(EXTRACT PROVIDED):
## begin
Sundazed Music is an American independent record label based in Coxsackie, New York. It specializes in obscure and rare recordings from the 1950s to the 1970s. In 2000, Sundazed had a staff of 15 and two mixing studios, including a vintage audio equipment collection.

History
Label founders Bob Irwin and his wife Mary started the label in 1989. Irwin's skill at restoring old vinyl records for the (then new) CD format, attracted the attention of major labels, who increasingly solicited him to help them re-issue material from their back catalogs. He helped Sony Music release their archival Legacy Records label. Later, his restoration work included early material by the likes of Bob Dylan, Nancy Sinatra, and the Byrds.  Irwin also worked at Arista for a time.
## end
(DIRECTIVES):
**a)** Answer these from the Sundazed Music article:
(i) In which town and state is the label based?
(ii) In what year did Bob and Mary Irwin start the label?
(iii) Which Sony Music archival label did Irwin help release?
**b)** Please quote the Sundazed Music article from "Sundazed Music is" up to and including "for a time.".
The listing below isn't needed for this work.

(EXTRACTED INFORMATION):
## begin
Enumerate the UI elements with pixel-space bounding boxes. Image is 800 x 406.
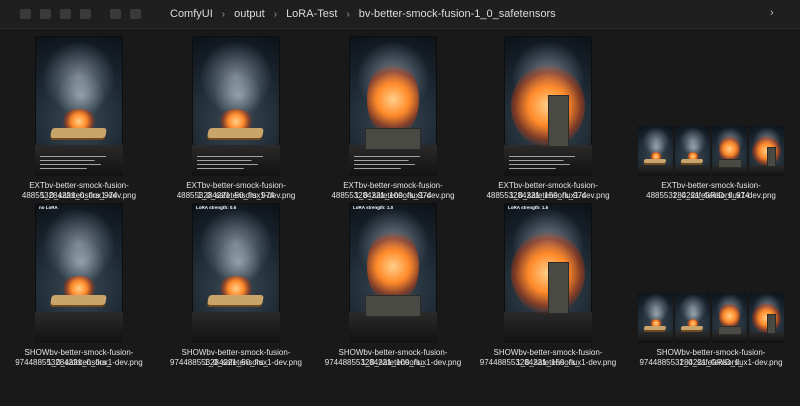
breadcrumb-item[interactable]: bv-better-smock-fusion-1_0_safetensors: [355, 8, 560, 20]
chevron-right-icon[interactable]: ›: [770, 7, 774, 19]
refresh-icon[interactable]: [80, 9, 91, 19]
lora-strength-caption: LoRA strength: 1.0: [353, 205, 394, 210]
forward-icon[interactable]: [40, 9, 51, 19]
lora-strength-caption: LoRA strength: 1.5: [508, 205, 549, 210]
file-item[interactable]: no LoRA SHOWbv-better-smock-fusion-1_0_sa…: [4, 28, 154, 406]
file-item[interactable]: SHOWbv-better-smock-fusion-1_0_safetenso…: [636, 28, 786, 406]
chevron-right-icon: [130, 9, 141, 19]
address-bar: ComfyUI › output › LoRA-Test › bv-better…: [0, 0, 800, 29]
lora-strength-caption: LoRA strength: 0.5: [196, 205, 237, 210]
breadcrumb-item[interactable]: ComfyUI: [166, 8, 217, 20]
image-thumbnail[interactable]: no LoRA: [35, 203, 123, 343]
grid-cell-image: [638, 293, 673, 343]
image-thumbnail[interactable]: LoRA strength: 1.5: [504, 203, 592, 343]
grid-cell-image: [675, 293, 710, 343]
chevron-right-icon: ›: [273, 8, 278, 20]
file-name-line-2: 974488553284221_GRID_flux1-dev.png: [639, 358, 783, 367]
folder-icon: [110, 9, 121, 19]
file-name-line-2: 974488553284221_50_flux1-dev.png: [170, 358, 302, 367]
back-icon[interactable]: [20, 9, 31, 19]
breadcrumb-item[interactable]: output: [230, 8, 269, 20]
file-item[interactable]: LoRA strength: 1.0 SHOWbv-better-smock-fu…: [318, 28, 468, 406]
file-name-line-2: 974488553284221_100_flux1-dev.png: [324, 358, 462, 367]
file-name-line-2: 974488553284221_0_flux1-dev.png: [15, 358, 143, 367]
chevron-right-icon: ›: [221, 8, 226, 20]
file-item[interactable]: LoRA strength: 1.5 SHOWbv-better-smock-fu…: [473, 28, 623, 406]
image-thumbnail[interactable]: [638, 293, 784, 343]
image-thumbnail[interactable]: LoRA strength: 1.0: [349, 203, 437, 343]
up-icon[interactable]: [60, 9, 71, 19]
breadcrumb: ComfyUI › output › LoRA-Test › bv-better…: [166, 6, 560, 22]
grid-cell-image: [712, 293, 747, 343]
image-thumbnail[interactable]: LoRA strength: 0.5: [192, 203, 280, 343]
file-item[interactable]: LoRA strength: 0.5 SHOWbv-better-smock-fu…: [161, 28, 311, 406]
chevron-right-icon: ›: [346, 8, 350, 20]
lora-strength-caption: no LoRA: [39, 205, 58, 210]
breadcrumb-item[interactable]: LoRA-Test: [282, 8, 341, 20]
grid-cell-image: [749, 293, 784, 343]
file-name-line-2: 974488553284221_150_flux1-dev.png: [479, 358, 617, 367]
file-grid: EXTbv-better-smock-fusion-1_0_safetensor…: [0, 28, 800, 406]
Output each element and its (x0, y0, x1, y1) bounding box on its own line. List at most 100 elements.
## end
(FINAL RESULTS):
**a)**
(i) Coxsackie, New York
(ii) 1989
(iii) Legacy Records

**b)**
Sundazed Music is an American independent record label based in Coxsackie, New York. It specializes in obscure and rare recordings from the 1950s to the 1970s. In 2000, Sundazed had a staff of 15 and two mixing studios, including a vintage audio equipment collection.

History
Label founders Bob Irwin and his wife Mary started the label in 1989. Irwin's skill at restoring old vinyl records for the (then new) CD format, attracted the attention of major labels, who increasingly solicited him to help them re-issue material from their back catalogs. He helped Sony Music release their archival Legacy Records label. Later, his restoration work included early material by the likes of Bob Dylan, Nancy Sinatra, and the Byrds.  Irwin also worked at Arista for a time.